* Reading text *
- - - -

Microsoft Advertising adds brand safety with IAS partnership

Audience Network ads will be blocked from pages deemed to have moderate or high brand risk.

Chat with SearchBot

Microsoft Advertising announced Monday that it has partnered with Integral Ad Science (IAS) to provide brand safety verification for the native ads that run on the Microsoft Audience Network.

The Microsoft Audience Network encompasses ad inventory on Microsoft-owned and operated sites such as MSN, Outlook.com, and Microsoft Edge browser as well as partner properties. Advertisers can target ads using data from the Microsoft audience graph, which includes LinkedIn professional data. The IAS integration is built in, automatically applied across the network, and advertisers aren’t charged outright for it.

How it works. It’s a pre-bid integration, meaning inventory is evaluated prior to the ad auction. In this case, IAS will scan, evaluate and rate pages across the Microsoft Audience Network for risk. Risk will be assigned across IAS’s standard set of content categories: Adult, Alcohol, Gambling, Hate Speech, Illegal Downloads, Illegal Drugs, Offensive Language and Controversial Content, and Violence. When page content is deemed moderate or high risk, it will be excluded from Microsoft Audience Network’s advertising inventory.

The integration is rolling out in the U.S. to start. IAS works with more than 4,000 publishers, advertisers and ad tech vendors, including Google, Facebook, Nielsen, Taboola and TradeDesk.

- - - -

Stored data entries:
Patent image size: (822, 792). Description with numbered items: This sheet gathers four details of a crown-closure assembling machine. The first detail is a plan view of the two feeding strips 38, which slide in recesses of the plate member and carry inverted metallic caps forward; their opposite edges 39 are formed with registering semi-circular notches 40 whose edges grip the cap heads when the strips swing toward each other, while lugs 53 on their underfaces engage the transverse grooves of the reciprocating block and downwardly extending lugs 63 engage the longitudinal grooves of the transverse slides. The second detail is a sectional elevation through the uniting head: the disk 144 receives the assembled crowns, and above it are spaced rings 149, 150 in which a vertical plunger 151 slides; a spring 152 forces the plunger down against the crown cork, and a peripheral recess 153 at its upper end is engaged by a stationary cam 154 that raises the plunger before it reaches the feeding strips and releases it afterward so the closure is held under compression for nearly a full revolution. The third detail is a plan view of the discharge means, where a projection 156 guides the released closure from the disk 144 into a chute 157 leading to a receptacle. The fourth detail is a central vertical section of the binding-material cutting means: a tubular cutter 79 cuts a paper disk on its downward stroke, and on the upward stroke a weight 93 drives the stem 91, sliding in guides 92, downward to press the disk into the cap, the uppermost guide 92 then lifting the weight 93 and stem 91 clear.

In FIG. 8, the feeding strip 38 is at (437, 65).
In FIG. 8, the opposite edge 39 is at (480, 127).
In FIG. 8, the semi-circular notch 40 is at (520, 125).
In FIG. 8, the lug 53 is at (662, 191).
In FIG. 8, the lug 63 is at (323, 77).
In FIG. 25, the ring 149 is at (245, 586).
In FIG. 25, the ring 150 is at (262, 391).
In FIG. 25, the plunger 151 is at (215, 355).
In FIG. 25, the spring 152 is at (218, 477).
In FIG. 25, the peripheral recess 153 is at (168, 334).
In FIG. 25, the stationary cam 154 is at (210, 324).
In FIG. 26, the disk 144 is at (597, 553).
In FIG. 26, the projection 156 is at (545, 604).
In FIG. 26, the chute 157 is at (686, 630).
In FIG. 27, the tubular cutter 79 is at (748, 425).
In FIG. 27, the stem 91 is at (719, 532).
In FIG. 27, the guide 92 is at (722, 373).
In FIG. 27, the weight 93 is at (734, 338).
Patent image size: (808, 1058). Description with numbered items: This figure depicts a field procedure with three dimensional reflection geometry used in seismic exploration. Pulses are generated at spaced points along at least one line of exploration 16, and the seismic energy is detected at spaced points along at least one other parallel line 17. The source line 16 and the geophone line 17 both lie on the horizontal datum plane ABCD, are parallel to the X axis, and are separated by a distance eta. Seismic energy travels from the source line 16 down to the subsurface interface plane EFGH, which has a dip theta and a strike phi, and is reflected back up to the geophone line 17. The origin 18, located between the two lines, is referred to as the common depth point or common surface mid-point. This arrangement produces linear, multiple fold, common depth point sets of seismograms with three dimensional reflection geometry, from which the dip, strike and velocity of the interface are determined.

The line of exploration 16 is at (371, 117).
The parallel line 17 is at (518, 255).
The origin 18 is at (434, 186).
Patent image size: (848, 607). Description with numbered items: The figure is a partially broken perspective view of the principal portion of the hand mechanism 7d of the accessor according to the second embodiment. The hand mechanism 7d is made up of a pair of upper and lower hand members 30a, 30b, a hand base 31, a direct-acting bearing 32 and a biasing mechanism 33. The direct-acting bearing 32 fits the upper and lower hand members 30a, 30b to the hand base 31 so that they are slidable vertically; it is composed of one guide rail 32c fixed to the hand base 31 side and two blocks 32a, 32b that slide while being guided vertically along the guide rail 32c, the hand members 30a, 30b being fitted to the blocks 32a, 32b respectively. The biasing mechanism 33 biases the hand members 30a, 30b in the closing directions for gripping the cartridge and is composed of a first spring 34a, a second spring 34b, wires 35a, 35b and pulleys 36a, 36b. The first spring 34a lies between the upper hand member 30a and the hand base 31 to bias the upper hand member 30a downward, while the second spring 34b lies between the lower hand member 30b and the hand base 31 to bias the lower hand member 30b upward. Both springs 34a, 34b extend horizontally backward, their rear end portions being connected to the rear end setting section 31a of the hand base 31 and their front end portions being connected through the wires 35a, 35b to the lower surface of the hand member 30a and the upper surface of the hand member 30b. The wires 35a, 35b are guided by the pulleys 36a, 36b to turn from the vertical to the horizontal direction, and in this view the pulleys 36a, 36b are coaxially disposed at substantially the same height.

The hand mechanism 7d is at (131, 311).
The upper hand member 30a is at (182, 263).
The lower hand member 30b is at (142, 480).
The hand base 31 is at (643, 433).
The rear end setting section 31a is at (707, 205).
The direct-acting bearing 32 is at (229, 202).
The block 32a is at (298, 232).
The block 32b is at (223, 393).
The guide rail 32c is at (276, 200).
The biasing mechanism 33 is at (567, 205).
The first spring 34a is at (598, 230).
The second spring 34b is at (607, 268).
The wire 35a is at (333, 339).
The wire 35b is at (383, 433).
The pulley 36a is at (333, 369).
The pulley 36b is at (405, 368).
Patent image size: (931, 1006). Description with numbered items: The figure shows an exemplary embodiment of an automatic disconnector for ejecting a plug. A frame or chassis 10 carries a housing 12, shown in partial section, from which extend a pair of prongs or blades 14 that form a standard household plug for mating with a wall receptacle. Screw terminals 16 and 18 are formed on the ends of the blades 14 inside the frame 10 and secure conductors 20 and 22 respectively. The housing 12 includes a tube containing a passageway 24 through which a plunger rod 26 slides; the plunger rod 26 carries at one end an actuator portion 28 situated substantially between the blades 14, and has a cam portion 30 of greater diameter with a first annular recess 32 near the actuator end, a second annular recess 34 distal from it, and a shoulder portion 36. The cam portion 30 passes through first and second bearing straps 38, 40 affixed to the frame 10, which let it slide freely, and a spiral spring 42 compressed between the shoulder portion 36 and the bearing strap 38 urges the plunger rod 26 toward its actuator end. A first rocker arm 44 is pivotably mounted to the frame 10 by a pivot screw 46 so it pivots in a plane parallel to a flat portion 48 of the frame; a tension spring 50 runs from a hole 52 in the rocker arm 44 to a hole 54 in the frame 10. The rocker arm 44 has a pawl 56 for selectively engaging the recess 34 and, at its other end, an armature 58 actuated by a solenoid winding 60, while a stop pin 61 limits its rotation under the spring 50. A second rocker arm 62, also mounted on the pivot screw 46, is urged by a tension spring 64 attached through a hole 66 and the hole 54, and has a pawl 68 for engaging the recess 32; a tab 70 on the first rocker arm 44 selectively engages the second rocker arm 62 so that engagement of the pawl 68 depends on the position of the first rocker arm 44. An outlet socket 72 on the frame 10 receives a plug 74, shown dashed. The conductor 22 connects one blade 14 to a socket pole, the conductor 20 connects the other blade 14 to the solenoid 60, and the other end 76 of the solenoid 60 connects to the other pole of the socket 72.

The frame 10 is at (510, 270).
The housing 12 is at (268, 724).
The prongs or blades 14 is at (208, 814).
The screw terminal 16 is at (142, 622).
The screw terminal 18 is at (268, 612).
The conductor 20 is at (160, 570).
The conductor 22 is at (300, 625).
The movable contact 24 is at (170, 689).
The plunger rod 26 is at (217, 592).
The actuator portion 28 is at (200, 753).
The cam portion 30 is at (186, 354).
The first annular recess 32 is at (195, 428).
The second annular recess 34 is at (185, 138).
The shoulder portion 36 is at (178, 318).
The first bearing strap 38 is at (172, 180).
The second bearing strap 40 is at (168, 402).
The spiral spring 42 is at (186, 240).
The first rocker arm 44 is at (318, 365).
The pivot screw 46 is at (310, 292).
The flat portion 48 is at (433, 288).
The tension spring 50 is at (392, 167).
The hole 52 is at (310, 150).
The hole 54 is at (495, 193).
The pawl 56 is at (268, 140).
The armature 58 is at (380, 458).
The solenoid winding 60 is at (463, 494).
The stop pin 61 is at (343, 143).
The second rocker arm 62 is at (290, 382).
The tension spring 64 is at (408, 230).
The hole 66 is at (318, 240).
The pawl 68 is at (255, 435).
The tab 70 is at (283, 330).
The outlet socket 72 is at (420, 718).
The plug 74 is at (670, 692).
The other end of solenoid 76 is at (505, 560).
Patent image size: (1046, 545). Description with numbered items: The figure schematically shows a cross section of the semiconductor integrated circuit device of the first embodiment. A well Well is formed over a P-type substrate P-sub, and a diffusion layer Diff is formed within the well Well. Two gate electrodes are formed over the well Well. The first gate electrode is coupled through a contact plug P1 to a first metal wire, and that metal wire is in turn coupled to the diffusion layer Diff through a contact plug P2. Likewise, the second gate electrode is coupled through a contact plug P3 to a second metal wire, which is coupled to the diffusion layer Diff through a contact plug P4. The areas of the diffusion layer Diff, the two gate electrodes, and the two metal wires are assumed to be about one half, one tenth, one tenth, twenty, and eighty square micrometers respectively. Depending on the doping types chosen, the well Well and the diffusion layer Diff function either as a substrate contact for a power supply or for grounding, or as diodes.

- - - -

* Task statement *
Print the full article above on Microsoft Advertising's brand safety partnership with IAS word for word, from its headline to its final sentence.

* Exercise output *
Microsoft Advertising adds brand safety with IAS partnership

Audience Network ads will be blocked from pages deemed to have moderate or high brand risk.

Chat with SearchBot

Microsoft Advertising announced Monday that it has partnered with Integral Ad Science (IAS) to provide brand safety verification for the native ads that run on the Microsoft Audience Network.

The Microsoft Audience Network encompasses ad inventory on Microsoft-owned and operated sites such as MSN, Outlook.com, and Microsoft Edge browser as well as partner properties. Advertisers can target ads using data from the Microsoft audience graph, which includes LinkedIn professional data. The IAS integration is built in, automatically applied across the network, and advertisers aren’t charged outright for it.

How it works. It’s a pre-bid integration, meaning inventory is evaluated prior to the ad auction. In this case, IAS will scan, evaluate and rate pages across the Microsoft Audience Network for risk. Risk will be assigned across IAS’s standard set of content categories: Adult, Alcohol, Gambling, Hate Speech, Illegal Downloads, Illegal Drugs, Offensive Language and Controversial Content, and Violence. When page content is deemed moderate or high risk, it will be excluded from Microsoft Audience Network’s advertising inventory.

The integration is rolling out in the U.S. to start. IAS works with more than 4,000 publishers, advertisers and ad tech vendors, including Google, Facebook, Nielsen, Taboola and TradeDesk.